▸ Objective
Keep the pictures out of the copy and print all the entries below exactly.

== == ==

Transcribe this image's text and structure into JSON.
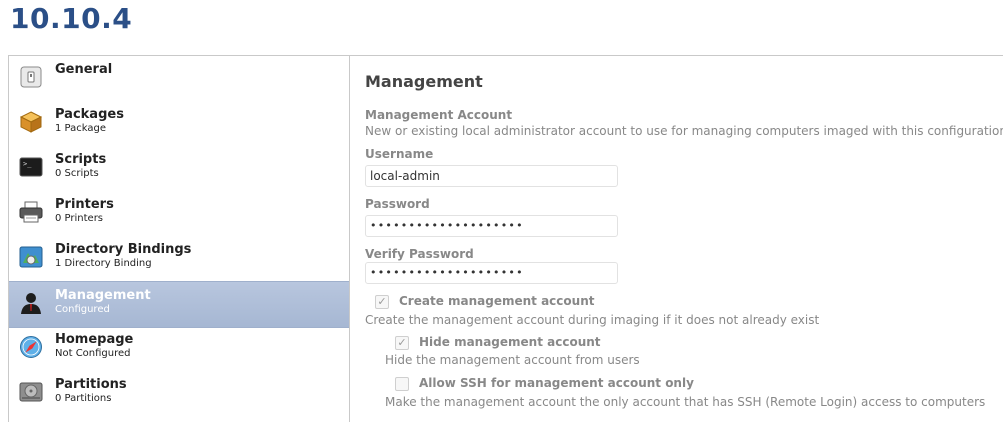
{
  "page": {
    "title": "10.10.4"
  },
  "sidebar": {
    "items": [
      {
        "label": "General",
        "sub": "",
        "icon": "general-icon"
      },
      {
        "label": "Packages",
        "sub": "1 Package",
        "icon": "package-icon"
      },
      {
        "label": "Scripts",
        "sub": "0 Scripts",
        "icon": "terminal-icon"
      },
      {
        "label": "Printers",
        "sub": "0 Printers",
        "icon": "printer-icon"
      },
      {
        "label": "Directory Bindings",
        "sub": "1 Directory Binding",
        "icon": "directory-icon"
      },
      {
        "label": "Management",
        "sub": "Configured",
        "icon": "user-icon",
        "selected": true
      },
      {
        "label": "Homepage",
        "sub": "Not Configured",
        "icon": "safari-icon"
      },
      {
        "label": "Partitions",
        "sub": "0 Partitions",
        "icon": "disk-icon"
      }
    ]
  },
  "management": {
    "heading": "Management",
    "account_section": {
      "title": "Management Account",
      "description": "New or existing local administrator account to use for managing computers imaged with this configuration"
    },
    "username": {
      "label": "Username",
      "value": "local-admin"
    },
    "password": {
      "label": "Password",
      "value": "••••••••••••••••••••"
    },
    "verify_password": {
      "label": "Verify Password",
      "value": "••••••••••••••••••••"
    },
    "create_account": {
      "label": "Create management account",
      "checked": true,
      "description": "Create the management account during imaging if it does not already exist"
    },
    "hide_account": {
      "label": "Hide management account",
      "checked": true,
      "description": "Hide the management account from users"
    },
    "allow_ssh": {
      "label": "Allow SSH for management account only",
      "checked": false,
      "description": "Make the management account the only account that has SSH (Remote Login) access to computers"
    }
  },
  "colors": {
    "title": "#2b4f87",
    "selected_bg": "#a6b7d3",
    "muted_text": "#888888"
  }
}
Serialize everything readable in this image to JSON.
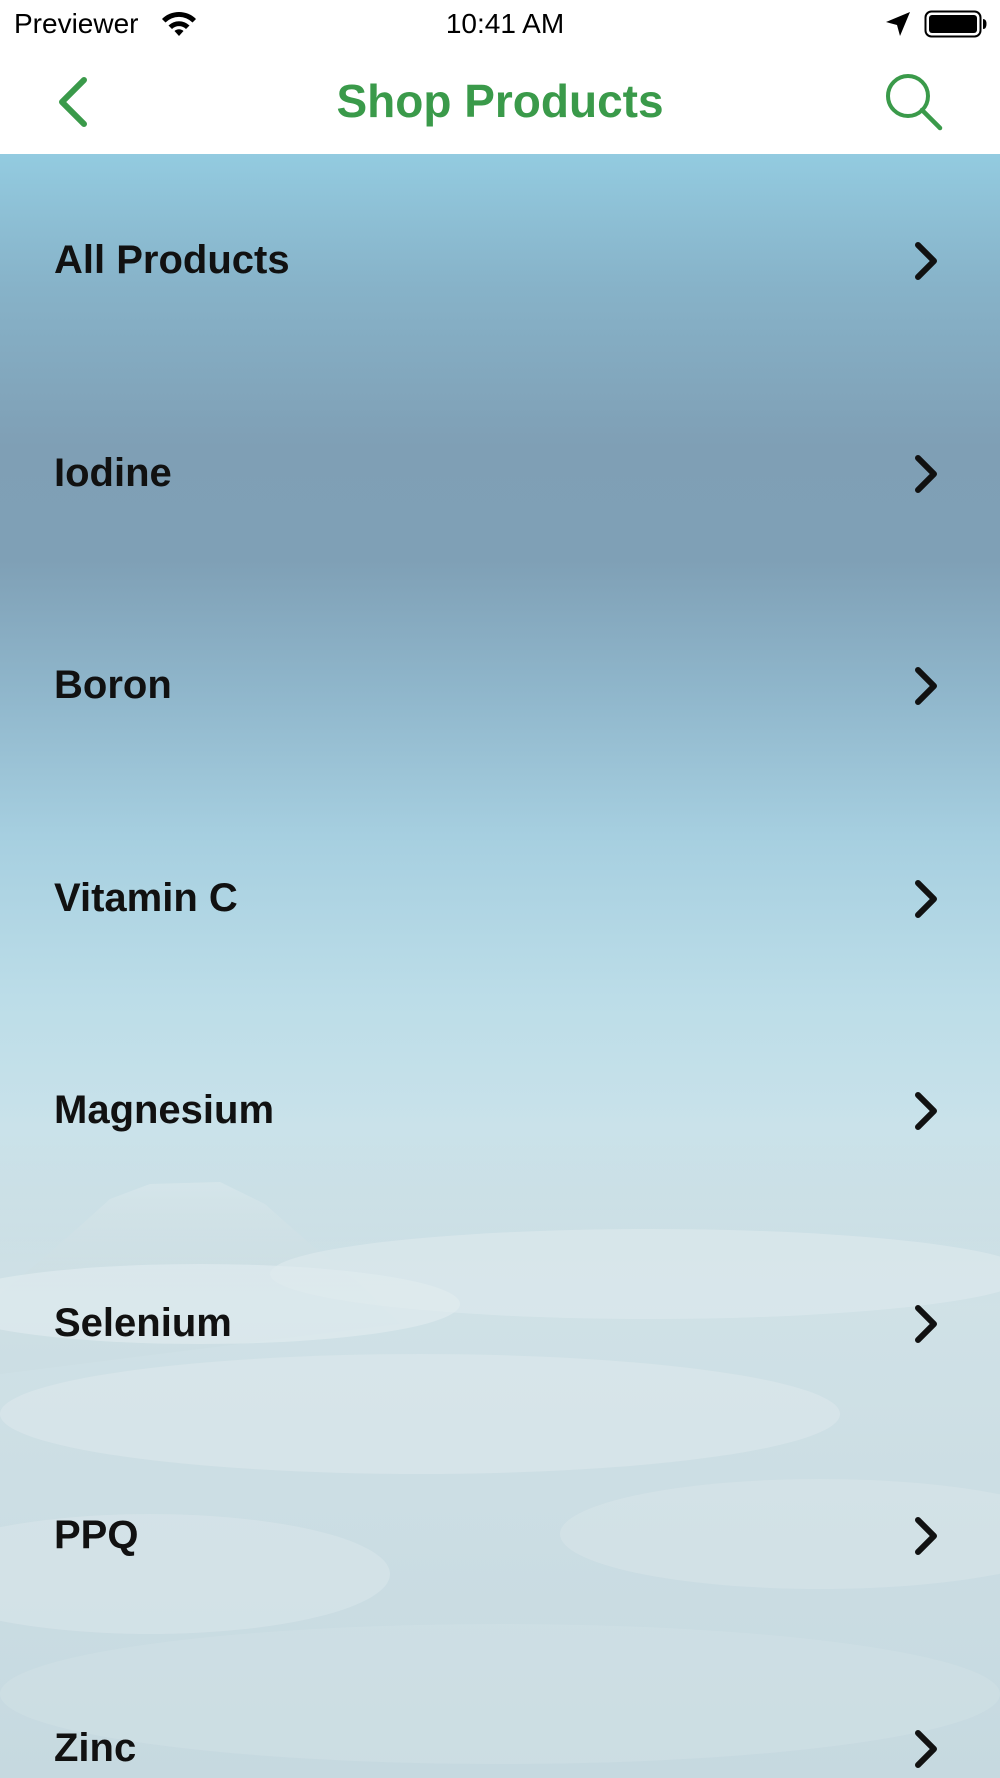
{
  "status_bar": {
    "carrier": "Previewer",
    "time": "10:41 AM",
    "icons": [
      "wifi-icon",
      "location-arrow-icon",
      "battery-icon"
    ]
  },
  "nav_bar": {
    "title": "Shop Products",
    "back_icon": "chevron-left-icon",
    "search_icon": "search-icon",
    "accent_color": "#3a9a4a"
  },
  "products": [
    {
      "label": "All Products"
    },
    {
      "label": "Iodine"
    },
    {
      "label": "Boron"
    },
    {
      "label": "Vitamin C"
    },
    {
      "label": "Magnesium"
    },
    {
      "label": "Selenium"
    },
    {
      "label": "PPQ"
    },
    {
      "label": "Zinc"
    }
  ],
  "row_icon": "chevron-right-icon"
}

== == ==

▸ Reply
Transcribe this image's text and structure into JSON.
{
  "page": {
    "title": "10.10.4"
  },
  "sidebar": {
    "items": [
      {
        "label": "General",
        "sub": "",
        "icon": "general-icon"
      },
      {
        "label": "Packages",
        "sub": "1 Package",
        "icon": "package-icon"
      },
      {
        "label": "Scripts",
        "sub": "0 Scripts",
        "icon": "terminal-icon"
      },
      {
        "label": "Printers",
        "sub": "0 Printers",
        "icon": "printer-icon"
      },
      {
        "label": "Directory Bindings",
        "sub": "1 Directory Binding",
        "icon": "directory-icon"
      },
      {
        "label": "Management",
        "sub": "Configured",
        "icon": "user-icon",
        "selected": true
      },
      {
        "label": "Homepage",
        "sub": "Not Configured",
        "icon": "safari-icon"
      },
      {
        "label": "Partitions",
        "sub": "0 Partitions",
        "icon": "disk-icon"
      }
    ]
  },
  "management": {
    "heading": "Management",
    "account_section": {
      "title": "Management Account",
      "description": "New or existing local administrator account to use for managing computers imaged with this configuration"
    },
    "username": {
      "label": "Username",
      "value": "local-admin"
    },
    "password": {
      "label": "Password",
      "value": "••••••••••••••••••••"
    },
    "verify_password": {
      "label": "Verify Password",
      "value": "••••••••••••••••••••"
    },
    "create_account": {
      "label": "Create management account",
      "checked": true,
      "description": "Create the management account during imaging if it does not already exist"
    },
    "hide_account": {
      "label": "Hide management account",
      "checked": true,
      "description": "Hide the management account from users"
    },
    "allow_ssh": {
      "label": "Allow SSH for management account only",
      "checked": false,
      "description": "Make the management account the only account that has SSH (Remote Login) access to computers"
    }
  },
  "colors": {
    "title": "#2b4f87",
    "selected_bg": "#a6b7d3",
    "muted_text": "#888888"
  }
}
Serialize everything readable in this image to JSON.
{
  "status_bar": {
    "carrier": "Previewer",
    "time": "10:41 AM",
    "icons": [
      "wifi-icon",
      "location-arrow-icon",
      "battery-icon"
    ]
  },
  "nav_bar": {
    "title": "Shop Products",
    "back_icon": "chevron-left-icon",
    "search_icon": "search-icon",
    "accent_color": "#3a9a4a"
  },
  "products": [
    {
      "label": "All Products"
    },
    {
      "label": "Iodine"
    },
    {
      "label": "Boron"
    },
    {
      "label": "Vitamin C"
    },
    {
      "label": "Magnesium"
    },
    {
      "label": "Selenium"
    },
    {
      "label": "PPQ"
    },
    {
      "label": "Zinc"
    }
  ],
  "row_icon": "chevron-right-icon"
}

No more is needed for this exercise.